**What the exercise asks**
Count how many lines of the material contain the string "ylabel", then give that number and nothing more.

[Stored entries]

>> start

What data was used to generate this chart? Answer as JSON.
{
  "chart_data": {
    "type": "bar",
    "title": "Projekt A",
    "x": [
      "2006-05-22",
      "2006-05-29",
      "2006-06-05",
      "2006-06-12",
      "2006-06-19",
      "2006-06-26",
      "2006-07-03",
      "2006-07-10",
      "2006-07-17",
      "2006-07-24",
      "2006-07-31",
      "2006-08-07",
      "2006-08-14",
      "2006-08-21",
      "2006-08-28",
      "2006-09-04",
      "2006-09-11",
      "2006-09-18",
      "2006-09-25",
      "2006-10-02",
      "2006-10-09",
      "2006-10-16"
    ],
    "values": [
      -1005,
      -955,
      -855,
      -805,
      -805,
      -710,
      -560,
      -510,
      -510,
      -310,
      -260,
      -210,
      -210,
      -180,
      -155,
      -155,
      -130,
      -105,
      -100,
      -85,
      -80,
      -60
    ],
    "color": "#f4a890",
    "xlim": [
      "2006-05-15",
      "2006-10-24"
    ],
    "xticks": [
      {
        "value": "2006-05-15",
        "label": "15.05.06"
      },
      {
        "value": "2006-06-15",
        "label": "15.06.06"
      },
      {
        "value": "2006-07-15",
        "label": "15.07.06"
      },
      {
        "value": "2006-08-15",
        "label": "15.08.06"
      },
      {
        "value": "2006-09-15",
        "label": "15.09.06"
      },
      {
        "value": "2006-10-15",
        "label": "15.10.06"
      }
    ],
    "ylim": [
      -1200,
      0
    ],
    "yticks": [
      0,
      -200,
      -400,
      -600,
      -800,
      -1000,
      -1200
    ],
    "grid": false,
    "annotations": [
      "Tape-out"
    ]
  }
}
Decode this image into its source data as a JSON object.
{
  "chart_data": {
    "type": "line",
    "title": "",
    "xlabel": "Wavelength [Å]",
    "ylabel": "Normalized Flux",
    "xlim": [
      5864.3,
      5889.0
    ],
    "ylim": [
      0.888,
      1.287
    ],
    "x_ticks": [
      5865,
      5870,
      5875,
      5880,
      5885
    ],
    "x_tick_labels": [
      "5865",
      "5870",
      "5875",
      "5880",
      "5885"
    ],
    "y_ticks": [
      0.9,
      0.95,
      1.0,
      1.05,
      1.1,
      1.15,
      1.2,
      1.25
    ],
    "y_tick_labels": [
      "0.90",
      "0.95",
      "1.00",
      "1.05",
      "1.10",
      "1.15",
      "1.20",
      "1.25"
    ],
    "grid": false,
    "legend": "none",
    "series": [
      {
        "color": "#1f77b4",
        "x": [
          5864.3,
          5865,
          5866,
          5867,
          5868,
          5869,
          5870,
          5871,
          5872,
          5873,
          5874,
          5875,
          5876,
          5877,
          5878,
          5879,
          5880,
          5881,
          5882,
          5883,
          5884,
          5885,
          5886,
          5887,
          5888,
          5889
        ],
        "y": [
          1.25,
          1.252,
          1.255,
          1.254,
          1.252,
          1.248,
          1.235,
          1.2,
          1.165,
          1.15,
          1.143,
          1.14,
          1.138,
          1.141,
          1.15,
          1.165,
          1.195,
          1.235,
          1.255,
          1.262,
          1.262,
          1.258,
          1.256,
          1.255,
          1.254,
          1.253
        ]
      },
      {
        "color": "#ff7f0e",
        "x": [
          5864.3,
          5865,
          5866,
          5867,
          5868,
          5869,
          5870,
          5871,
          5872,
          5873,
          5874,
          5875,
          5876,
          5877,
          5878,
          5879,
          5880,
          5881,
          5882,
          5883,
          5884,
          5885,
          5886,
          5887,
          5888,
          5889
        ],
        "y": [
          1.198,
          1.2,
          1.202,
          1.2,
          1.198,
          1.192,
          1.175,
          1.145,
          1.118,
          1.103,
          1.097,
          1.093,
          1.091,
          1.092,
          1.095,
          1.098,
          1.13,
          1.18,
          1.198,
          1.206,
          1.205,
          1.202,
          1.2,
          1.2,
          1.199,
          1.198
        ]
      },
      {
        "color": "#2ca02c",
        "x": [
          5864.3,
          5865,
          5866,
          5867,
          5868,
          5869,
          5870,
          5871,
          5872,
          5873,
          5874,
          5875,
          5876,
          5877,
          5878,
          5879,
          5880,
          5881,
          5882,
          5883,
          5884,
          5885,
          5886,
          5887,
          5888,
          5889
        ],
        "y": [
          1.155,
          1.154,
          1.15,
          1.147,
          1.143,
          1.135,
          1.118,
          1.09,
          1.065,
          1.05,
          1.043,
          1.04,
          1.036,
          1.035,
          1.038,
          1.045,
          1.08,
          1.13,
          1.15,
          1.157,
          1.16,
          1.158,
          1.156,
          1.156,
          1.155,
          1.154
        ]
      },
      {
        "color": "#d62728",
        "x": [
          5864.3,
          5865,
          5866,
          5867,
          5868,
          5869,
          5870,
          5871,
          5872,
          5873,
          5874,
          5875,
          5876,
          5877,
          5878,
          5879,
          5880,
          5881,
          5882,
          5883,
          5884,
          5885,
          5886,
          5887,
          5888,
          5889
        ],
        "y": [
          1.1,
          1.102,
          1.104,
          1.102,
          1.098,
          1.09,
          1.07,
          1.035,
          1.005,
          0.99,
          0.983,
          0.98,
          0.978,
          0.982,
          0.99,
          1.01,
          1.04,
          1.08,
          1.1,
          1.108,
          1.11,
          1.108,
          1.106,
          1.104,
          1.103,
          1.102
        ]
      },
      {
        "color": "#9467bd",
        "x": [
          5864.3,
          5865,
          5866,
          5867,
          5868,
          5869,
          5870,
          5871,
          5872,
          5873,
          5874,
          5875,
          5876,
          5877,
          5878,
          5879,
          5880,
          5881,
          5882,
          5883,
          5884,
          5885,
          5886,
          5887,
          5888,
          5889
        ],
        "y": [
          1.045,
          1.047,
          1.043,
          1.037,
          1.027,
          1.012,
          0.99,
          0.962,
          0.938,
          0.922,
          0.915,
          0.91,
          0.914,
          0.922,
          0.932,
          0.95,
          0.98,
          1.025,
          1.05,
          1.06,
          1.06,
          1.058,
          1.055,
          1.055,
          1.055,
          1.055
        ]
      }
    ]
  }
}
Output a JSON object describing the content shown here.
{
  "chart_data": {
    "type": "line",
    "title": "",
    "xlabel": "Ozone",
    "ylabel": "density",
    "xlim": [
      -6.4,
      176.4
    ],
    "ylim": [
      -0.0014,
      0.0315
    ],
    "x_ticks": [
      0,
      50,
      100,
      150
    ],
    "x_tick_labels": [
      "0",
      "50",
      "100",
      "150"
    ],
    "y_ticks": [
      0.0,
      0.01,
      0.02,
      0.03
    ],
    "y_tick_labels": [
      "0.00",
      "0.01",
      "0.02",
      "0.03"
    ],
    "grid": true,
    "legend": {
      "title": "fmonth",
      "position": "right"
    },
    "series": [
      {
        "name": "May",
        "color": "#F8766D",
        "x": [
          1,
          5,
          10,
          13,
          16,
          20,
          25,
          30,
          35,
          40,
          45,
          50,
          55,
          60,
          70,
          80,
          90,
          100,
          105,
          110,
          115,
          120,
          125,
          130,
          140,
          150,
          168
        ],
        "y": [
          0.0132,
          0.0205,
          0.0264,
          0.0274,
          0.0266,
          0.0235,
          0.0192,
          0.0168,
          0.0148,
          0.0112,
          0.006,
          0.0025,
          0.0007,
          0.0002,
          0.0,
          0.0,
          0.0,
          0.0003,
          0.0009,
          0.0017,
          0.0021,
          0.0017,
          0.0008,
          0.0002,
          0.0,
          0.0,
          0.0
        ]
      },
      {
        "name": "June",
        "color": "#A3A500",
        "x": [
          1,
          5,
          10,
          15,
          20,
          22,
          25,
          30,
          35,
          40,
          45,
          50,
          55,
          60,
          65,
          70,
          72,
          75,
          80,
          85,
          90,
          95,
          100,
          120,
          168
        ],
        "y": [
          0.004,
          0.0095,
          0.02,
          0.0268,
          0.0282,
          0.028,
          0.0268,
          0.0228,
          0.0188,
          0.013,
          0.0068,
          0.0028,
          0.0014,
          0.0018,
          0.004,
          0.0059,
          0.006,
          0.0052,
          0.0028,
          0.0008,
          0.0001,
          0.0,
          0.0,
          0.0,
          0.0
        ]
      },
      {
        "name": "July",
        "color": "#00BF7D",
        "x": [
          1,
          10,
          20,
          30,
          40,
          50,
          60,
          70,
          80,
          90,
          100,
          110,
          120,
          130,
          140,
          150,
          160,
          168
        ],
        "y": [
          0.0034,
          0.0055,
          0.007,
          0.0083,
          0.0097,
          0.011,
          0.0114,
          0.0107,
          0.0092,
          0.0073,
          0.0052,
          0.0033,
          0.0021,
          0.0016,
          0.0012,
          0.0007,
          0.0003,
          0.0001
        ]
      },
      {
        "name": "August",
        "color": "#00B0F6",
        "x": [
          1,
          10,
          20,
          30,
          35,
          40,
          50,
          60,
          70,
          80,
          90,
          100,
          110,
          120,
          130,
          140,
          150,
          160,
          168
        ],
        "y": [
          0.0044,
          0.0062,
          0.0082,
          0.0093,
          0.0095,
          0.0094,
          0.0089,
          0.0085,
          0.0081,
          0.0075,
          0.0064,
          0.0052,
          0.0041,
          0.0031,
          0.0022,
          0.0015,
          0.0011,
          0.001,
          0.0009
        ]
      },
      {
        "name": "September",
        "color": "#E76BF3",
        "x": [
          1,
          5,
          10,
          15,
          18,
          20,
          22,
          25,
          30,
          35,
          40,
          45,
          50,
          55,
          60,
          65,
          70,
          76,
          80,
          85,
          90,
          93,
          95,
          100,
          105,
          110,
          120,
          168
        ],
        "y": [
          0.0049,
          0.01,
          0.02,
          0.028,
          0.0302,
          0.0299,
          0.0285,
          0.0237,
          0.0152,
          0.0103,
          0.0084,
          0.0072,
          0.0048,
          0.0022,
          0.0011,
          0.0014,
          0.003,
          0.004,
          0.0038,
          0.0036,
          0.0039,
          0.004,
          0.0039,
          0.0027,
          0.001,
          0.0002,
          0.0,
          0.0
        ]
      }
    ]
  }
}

>> end

**Exercise output**
2